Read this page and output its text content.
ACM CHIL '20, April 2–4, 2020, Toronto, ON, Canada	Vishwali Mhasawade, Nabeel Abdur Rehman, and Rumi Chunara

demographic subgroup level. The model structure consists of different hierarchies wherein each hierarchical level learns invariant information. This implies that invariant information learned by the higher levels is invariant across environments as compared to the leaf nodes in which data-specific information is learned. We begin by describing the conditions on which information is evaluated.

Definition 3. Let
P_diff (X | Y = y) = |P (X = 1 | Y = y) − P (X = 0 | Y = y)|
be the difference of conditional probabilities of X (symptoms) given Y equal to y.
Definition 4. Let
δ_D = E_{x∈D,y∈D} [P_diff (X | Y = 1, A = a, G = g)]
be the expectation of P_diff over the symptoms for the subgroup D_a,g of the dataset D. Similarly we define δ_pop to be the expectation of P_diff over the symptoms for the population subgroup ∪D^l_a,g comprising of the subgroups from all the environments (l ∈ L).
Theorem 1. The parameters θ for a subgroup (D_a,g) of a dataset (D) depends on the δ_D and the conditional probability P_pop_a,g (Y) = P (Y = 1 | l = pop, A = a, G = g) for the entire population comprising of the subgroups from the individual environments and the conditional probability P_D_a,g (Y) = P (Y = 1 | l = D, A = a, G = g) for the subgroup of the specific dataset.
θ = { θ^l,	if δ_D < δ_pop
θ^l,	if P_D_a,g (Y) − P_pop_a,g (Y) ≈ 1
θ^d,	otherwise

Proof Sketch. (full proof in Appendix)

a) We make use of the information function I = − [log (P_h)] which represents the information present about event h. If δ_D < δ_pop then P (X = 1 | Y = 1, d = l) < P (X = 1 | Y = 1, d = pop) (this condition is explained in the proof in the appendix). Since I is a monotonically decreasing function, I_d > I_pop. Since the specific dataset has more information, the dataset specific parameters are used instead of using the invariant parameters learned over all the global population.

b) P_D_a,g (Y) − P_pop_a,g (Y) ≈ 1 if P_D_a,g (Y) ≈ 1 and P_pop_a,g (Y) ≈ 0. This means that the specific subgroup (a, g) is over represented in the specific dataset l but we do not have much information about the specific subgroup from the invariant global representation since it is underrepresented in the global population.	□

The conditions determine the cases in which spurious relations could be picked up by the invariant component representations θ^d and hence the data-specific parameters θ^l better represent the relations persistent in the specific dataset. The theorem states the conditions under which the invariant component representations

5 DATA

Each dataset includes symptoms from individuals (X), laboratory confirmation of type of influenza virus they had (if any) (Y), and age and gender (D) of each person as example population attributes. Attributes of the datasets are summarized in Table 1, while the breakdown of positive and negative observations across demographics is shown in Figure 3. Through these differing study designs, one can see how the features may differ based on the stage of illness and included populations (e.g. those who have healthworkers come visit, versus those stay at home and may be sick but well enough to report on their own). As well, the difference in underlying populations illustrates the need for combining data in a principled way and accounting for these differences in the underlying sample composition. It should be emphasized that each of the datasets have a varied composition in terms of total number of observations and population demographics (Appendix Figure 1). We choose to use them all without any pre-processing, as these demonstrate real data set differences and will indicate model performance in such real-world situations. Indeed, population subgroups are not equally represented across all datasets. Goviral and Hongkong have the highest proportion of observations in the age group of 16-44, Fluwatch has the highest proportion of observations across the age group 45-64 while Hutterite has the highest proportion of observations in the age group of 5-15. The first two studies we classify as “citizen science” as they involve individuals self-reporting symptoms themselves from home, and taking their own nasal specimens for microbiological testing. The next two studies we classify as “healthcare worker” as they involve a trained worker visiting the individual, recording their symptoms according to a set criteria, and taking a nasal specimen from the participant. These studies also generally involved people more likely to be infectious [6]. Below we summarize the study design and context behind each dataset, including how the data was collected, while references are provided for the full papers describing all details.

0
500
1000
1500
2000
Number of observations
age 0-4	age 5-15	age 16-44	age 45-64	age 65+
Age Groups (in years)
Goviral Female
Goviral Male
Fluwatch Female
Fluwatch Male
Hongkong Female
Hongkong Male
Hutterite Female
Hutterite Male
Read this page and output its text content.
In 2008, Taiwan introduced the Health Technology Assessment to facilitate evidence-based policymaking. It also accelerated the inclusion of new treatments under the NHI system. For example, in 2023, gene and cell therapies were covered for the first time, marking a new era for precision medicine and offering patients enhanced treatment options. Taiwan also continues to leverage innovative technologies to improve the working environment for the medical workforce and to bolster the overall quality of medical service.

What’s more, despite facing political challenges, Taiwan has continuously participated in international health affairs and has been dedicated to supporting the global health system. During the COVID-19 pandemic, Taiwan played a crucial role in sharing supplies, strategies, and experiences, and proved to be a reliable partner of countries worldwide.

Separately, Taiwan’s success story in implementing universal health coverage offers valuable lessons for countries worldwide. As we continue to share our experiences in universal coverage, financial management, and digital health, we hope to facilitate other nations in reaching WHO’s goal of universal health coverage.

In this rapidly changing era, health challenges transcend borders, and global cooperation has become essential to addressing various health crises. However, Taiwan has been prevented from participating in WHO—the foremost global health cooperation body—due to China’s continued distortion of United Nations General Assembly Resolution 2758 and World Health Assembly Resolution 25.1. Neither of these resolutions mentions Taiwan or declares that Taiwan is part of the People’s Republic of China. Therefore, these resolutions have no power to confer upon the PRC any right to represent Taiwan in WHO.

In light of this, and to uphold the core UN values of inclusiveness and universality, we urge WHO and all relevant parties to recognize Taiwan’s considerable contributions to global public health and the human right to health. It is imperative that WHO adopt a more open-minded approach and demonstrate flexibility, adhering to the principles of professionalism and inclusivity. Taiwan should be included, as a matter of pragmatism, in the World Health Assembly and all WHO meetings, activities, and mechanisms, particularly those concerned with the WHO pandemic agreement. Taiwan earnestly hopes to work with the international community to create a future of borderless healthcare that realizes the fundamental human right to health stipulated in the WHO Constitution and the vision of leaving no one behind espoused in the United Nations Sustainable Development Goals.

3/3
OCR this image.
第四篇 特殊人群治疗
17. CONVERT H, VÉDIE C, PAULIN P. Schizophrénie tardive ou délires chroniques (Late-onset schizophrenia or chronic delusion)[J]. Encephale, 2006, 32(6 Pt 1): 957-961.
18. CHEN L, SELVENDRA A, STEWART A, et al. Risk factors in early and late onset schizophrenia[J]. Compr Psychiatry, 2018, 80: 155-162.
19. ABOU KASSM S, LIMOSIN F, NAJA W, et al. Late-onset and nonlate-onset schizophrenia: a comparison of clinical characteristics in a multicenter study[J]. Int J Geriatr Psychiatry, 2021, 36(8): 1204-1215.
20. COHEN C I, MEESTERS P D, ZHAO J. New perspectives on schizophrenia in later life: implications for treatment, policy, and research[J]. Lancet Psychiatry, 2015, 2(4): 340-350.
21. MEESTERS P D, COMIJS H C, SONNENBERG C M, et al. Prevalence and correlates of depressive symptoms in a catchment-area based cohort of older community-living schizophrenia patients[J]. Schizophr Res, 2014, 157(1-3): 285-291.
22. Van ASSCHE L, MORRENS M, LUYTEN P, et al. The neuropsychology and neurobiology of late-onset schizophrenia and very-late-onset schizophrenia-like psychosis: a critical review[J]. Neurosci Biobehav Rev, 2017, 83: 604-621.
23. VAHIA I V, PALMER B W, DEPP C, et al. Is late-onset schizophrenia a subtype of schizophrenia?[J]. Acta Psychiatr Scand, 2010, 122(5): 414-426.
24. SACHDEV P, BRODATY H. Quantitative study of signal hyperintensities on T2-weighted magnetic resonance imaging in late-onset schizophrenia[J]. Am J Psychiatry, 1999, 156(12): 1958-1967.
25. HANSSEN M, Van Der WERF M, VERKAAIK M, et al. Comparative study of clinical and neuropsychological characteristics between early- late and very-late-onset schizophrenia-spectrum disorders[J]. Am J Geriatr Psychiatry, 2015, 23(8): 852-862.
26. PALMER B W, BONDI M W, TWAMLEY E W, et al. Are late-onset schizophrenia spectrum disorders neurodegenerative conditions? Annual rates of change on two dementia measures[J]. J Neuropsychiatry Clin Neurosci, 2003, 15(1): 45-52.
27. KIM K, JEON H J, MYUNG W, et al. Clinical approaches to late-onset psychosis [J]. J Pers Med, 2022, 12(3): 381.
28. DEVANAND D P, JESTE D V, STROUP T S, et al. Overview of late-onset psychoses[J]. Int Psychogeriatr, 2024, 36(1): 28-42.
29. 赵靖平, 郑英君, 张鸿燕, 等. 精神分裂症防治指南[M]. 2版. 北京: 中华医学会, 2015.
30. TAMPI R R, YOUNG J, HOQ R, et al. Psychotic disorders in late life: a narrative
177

+===+

## HOW TO COMPLETE THIS TASK
Only the lines that contain the word "characteristics" should be copied from the material.

## WRITTEN ANSWER
19. ABOU KASSM S, LIMOSIN F, NAJA W, et al. Late-onset and nonlate-onset schizophrenia: a comparison of clinical characteristics in a multicenter study[J]. Int J Geriatr Psychiatry, 2021, 36(8): 1204-1215.
25. HANSSEN M, Van Der WERF M, VERKAAIK M, et al. Comparative study of clinical and neuropsychological characteristics between early- late and very-late-onset schizophrenia-spectrum disorders[J]. Am J Geriatr Psychiatry, 2015, 23(8): 852-862.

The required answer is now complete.